_WRITTEN EXERCISE_: Every line that contains "prompt" counts once; give the total number of such lines, with no other words.

## begin TASK INPUT

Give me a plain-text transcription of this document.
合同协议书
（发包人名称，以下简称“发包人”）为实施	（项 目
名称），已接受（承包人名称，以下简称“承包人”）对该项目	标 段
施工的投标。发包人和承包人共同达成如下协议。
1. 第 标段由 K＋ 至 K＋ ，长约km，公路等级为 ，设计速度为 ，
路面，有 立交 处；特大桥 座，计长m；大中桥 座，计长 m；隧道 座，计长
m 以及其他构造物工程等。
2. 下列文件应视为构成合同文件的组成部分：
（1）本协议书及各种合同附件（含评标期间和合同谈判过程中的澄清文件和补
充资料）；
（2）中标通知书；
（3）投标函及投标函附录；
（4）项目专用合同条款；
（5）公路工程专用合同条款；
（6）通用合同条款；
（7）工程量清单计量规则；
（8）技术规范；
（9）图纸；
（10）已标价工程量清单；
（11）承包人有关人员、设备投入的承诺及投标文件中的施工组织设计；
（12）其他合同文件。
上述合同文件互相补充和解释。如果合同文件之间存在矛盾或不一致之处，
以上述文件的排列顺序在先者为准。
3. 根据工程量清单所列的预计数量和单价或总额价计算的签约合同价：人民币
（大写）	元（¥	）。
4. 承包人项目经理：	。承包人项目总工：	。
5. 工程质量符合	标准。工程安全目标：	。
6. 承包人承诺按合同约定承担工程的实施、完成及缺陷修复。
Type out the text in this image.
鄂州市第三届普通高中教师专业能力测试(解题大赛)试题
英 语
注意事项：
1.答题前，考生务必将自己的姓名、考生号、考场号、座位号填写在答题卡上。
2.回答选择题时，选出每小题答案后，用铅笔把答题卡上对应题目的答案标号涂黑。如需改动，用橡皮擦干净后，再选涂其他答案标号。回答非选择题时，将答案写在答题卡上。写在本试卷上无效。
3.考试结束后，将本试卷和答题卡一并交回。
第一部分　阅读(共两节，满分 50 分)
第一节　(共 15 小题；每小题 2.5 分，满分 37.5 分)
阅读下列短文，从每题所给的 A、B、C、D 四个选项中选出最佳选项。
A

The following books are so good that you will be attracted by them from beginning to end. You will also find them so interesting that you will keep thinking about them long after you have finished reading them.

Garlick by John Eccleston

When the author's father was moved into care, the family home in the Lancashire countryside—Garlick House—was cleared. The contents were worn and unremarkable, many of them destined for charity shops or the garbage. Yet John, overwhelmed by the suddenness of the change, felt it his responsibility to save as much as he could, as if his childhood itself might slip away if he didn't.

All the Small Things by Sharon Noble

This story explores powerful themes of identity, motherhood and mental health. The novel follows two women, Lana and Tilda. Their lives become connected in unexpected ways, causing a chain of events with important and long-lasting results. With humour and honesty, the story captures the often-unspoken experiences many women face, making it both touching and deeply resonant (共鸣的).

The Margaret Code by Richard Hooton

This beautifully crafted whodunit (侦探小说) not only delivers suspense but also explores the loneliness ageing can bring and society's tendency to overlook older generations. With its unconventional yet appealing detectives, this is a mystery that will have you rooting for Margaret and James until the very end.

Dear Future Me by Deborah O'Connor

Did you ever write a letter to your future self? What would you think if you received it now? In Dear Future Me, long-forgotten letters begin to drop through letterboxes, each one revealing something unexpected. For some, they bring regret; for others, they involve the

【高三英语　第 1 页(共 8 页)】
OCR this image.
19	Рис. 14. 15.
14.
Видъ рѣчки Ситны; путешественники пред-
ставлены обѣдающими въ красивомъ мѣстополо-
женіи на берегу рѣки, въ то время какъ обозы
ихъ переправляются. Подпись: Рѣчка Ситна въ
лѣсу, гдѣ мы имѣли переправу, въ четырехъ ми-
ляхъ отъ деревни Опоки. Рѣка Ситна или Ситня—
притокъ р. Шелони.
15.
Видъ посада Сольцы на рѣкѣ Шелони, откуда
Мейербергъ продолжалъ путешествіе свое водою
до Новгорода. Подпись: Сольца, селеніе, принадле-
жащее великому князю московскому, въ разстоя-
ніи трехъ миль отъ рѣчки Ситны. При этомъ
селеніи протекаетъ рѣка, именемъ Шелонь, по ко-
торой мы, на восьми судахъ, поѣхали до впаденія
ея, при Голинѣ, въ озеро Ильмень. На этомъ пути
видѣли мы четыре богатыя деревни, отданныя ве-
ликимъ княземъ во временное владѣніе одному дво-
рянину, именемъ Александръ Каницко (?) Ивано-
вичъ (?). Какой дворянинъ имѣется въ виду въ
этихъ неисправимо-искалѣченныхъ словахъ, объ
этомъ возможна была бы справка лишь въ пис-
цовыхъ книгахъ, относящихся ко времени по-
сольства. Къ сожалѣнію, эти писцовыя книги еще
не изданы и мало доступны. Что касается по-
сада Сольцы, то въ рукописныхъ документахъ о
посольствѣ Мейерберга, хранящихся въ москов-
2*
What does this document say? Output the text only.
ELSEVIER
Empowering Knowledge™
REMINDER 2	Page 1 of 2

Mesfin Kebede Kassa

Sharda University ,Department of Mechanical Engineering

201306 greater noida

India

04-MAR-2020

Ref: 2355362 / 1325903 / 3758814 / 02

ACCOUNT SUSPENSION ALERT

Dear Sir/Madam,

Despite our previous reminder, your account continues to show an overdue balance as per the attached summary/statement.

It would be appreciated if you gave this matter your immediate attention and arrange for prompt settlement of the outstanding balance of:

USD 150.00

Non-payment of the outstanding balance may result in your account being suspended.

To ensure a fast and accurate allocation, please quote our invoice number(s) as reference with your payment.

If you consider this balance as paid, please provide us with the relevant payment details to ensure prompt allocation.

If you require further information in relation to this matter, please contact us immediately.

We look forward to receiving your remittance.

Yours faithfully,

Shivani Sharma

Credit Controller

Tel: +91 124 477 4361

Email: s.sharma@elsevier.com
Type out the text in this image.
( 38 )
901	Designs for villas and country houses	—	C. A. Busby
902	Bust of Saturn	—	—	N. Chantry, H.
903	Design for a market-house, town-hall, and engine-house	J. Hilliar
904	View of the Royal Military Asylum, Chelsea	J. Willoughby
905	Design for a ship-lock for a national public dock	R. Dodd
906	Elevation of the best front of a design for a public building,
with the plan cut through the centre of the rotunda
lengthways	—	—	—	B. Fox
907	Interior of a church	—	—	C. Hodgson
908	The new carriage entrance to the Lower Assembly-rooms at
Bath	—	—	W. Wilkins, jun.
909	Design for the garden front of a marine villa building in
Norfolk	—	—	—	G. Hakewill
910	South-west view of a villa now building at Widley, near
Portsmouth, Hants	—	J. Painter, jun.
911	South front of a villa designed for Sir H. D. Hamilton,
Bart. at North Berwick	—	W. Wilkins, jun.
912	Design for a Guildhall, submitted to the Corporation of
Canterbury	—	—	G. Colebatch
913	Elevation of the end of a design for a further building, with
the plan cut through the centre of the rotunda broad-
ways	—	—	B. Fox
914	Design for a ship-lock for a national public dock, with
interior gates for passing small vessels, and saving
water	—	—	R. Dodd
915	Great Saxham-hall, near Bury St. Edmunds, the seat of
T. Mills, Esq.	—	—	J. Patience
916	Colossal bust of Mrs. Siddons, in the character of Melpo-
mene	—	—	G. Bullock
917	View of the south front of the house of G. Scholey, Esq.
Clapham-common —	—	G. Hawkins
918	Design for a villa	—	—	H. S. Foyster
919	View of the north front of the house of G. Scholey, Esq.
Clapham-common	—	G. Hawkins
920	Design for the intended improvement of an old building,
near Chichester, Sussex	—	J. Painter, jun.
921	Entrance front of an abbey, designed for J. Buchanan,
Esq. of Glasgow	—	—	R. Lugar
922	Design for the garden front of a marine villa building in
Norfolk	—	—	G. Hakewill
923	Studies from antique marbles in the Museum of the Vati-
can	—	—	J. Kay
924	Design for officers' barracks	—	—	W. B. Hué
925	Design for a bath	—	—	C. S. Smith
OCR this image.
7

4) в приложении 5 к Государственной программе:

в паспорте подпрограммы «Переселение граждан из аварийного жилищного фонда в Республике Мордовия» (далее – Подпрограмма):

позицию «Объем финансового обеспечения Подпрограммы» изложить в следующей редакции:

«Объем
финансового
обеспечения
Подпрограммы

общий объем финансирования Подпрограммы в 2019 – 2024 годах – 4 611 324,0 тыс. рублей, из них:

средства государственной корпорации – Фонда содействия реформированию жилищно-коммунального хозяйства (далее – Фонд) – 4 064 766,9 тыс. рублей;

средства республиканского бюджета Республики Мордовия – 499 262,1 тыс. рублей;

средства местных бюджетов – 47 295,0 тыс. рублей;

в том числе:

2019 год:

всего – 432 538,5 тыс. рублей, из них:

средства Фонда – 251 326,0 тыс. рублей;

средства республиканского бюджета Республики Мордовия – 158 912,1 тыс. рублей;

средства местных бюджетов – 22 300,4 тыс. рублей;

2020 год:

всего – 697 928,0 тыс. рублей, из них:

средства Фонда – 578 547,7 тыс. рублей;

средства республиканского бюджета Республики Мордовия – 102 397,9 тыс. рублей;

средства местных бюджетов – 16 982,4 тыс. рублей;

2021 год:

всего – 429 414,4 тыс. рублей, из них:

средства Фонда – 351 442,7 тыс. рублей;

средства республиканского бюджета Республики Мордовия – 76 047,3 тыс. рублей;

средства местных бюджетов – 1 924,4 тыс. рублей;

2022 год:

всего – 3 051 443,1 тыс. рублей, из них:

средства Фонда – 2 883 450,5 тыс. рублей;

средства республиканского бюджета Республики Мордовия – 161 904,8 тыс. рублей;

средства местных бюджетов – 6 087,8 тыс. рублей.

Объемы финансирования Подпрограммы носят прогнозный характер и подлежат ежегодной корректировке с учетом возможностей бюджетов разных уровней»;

## end TASK INPUT

_EXERCISE SOLUTION_: 2